Find and copy every line in the records that includes the string "GDSeries".
--- BEGIN Exercise input ---
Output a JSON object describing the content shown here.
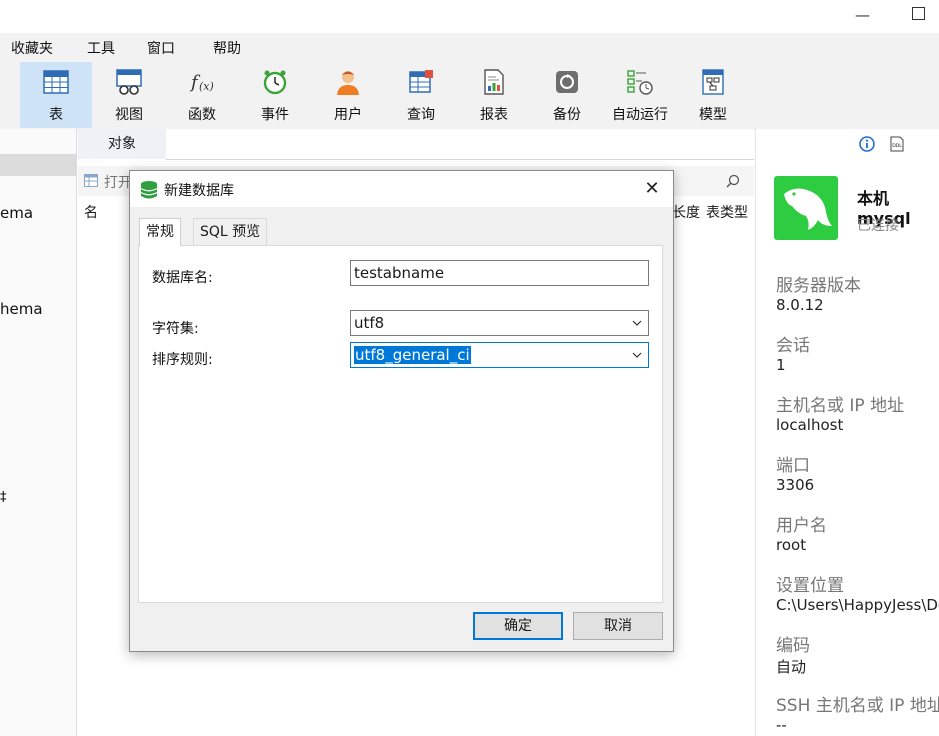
{
  "menu": [
    "收藏夹",
    "工具",
    "窗口",
    "帮助"
  ],
  "toolbar": [
    {
      "label": "表",
      "icon": "table-icon",
      "active": true
    },
    {
      "label": "视图",
      "icon": "view-icon",
      "active": false
    },
    {
      "label": "函数",
      "icon": "function-icon",
      "active": false
    },
    {
      "label": "事件",
      "icon": "event-clock-icon",
      "active": false
    },
    {
      "label": "用户",
      "icon": "user-icon",
      "active": false
    },
    {
      "label": "查询",
      "icon": "query-icon",
      "active": false
    },
    {
      "label": "报表",
      "icon": "report-icon",
      "active": false
    },
    {
      "label": "备份",
      "icon": "backup-icon",
      "active": false
    },
    {
      "label": "自动运行",
      "icon": "automation-icon",
      "active": false
    },
    {
      "label": "模型",
      "icon": "model-icon",
      "active": false
    }
  ],
  "left": {
    "items": [
      "ema",
      "hema",
      "‡"
    ]
  },
  "center": {
    "tab_label": "对象",
    "open_label": "打开",
    "col_name": "名",
    "col_length": "长度",
    "col_type": "表类型"
  },
  "right": {
    "conn_name": "本机mysql",
    "conn_status": "已连接",
    "fields": [
      {
        "label": "服务器版本",
        "value": "8.0.12"
      },
      {
        "label": "会话",
        "value": "1"
      },
      {
        "label": "主机名或 IP 地址",
        "value": "localhost"
      },
      {
        "label": "端口",
        "value": "3306"
      },
      {
        "label": "用户名",
        "value": "root"
      },
      {
        "label": "设置位置",
        "value": "C:\\Users\\HappyJess\\Do"
      },
      {
        "label": "编码",
        "value": "自动"
      },
      {
        "label": "SSH 主机名或 IP 地址",
        "value": "--"
      }
    ]
  },
  "dialog": {
    "title": "新建数据库",
    "tabs": [
      "常规",
      "SQL 预览"
    ],
    "db_name_label": "数据库名:",
    "db_name_value": "testabname",
    "charset_label": "字符集:",
    "charset_value": "utf8",
    "collation_label": "排序规则:",
    "collation_value": "utf8_general_ci",
    "ok_label": "确定",
    "cancel_label": "取消"
  },
  "colors": {
    "accent": "#0078d7",
    "active_tool_bg": "#cfe3f7",
    "mysql_green": "#2ecc40"
  }
}
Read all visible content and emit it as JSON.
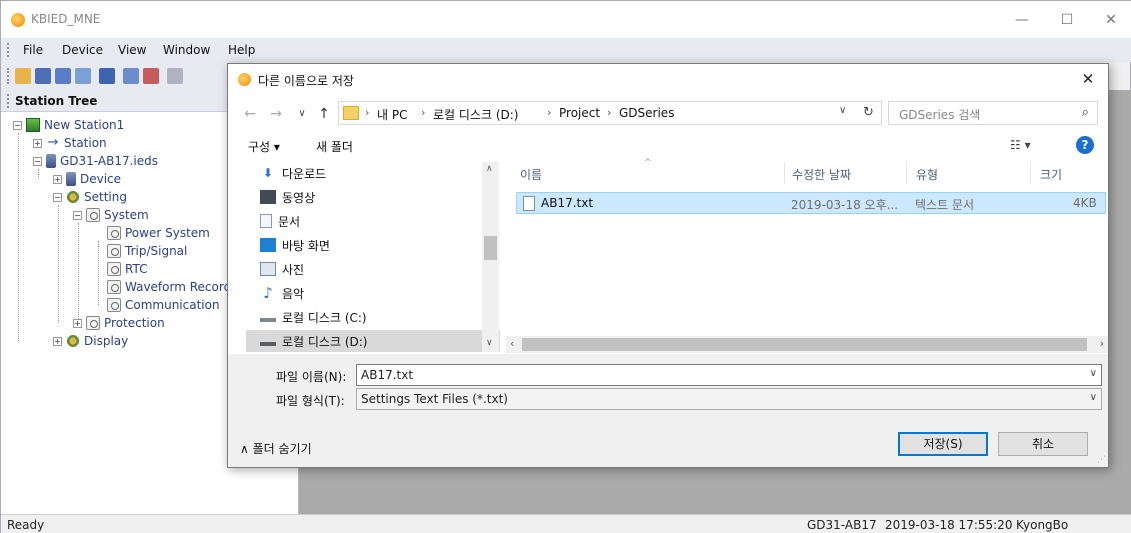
{
  "app": {
    "title": "KBIED_MNE",
    "window_buttons": {
      "minimize": "—",
      "maximize": "☐",
      "close": "✕"
    }
  },
  "menubar": [
    "File",
    "Device",
    "View",
    "Window",
    "Help"
  ],
  "station_tree": {
    "header": "Station Tree",
    "nodes": {
      "root": "New Station1",
      "station": "Station",
      "ieds": "GD31-AB17.ieds",
      "device": "Device",
      "setting": "Setting",
      "system": "System",
      "power_system": "Power System",
      "trip_signal": "Trip/Signal",
      "rtc": "RTC",
      "waveform_record": "Waveform Record",
      "communication": "Communication",
      "protection": "Protection",
      "display": "Display"
    }
  },
  "status_bar": {
    "ready": "Ready",
    "device": "GD31-AB17",
    "datetime": "2019-03-18 17:55:20",
    "user": "KyongBo"
  },
  "save_dialog": {
    "title": "다른 이름으로 저장",
    "close": "✕",
    "breadcrumb": [
      "내 PC",
      "로컬 디스크 (D:)",
      "Project",
      "GDSeries"
    ],
    "search_placeholder": "GDSeries 검색",
    "commands": {
      "organize": "구성 ▾",
      "new_folder": "새 폴더"
    },
    "nav_items": [
      {
        "label": "다운로드",
        "icon": "download-icon",
        "color": "#2b79d4"
      },
      {
        "label": "동영상",
        "icon": "video-icon",
        "color": "#444a55"
      },
      {
        "label": "문서",
        "icon": "document-icon",
        "color": "#8a9bb0"
      },
      {
        "label": "바탕 화면",
        "icon": "desktop-icon",
        "color": "#1f7fd3"
      },
      {
        "label": "사진",
        "icon": "pictures-icon",
        "color": "#6f8aa8"
      },
      {
        "label": "음악",
        "icon": "music-icon",
        "color": "#2b79d4"
      },
      {
        "label": "로컬 디스크 (C:)",
        "icon": "drive-c-icon",
        "color": "#7c8694"
      },
      {
        "label": "로컬 디스크 (D:)",
        "icon": "drive-d-icon",
        "color": "#555c66",
        "selected": true
      }
    ],
    "columns": [
      "이름",
      "수정한 날짜",
      "유형",
      "크기"
    ],
    "files": [
      {
        "name": "AB17.txt",
        "modified": "2019-03-18 오후...",
        "type": "텍스트 문서",
        "size": "4KB",
        "selected": true
      }
    ],
    "filename_label": "파일 이름(N):",
    "filename_value": "AB17.txt",
    "filetype_label": "파일 형식(T):",
    "filetype_value": "Settings Text Files (*.txt)",
    "hide_folders": "∧  폴더 숨기기",
    "save_button": "저장(S)",
    "cancel_button": "취소"
  },
  "colors": {
    "accent": "#0078d7",
    "selection": "#cce8ff",
    "workspace": "#aaaaaa"
  }
}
--- END Exercise input ---
Exercise output
      "GDSeries"
    "search_placeholder": "GDSeries 검색",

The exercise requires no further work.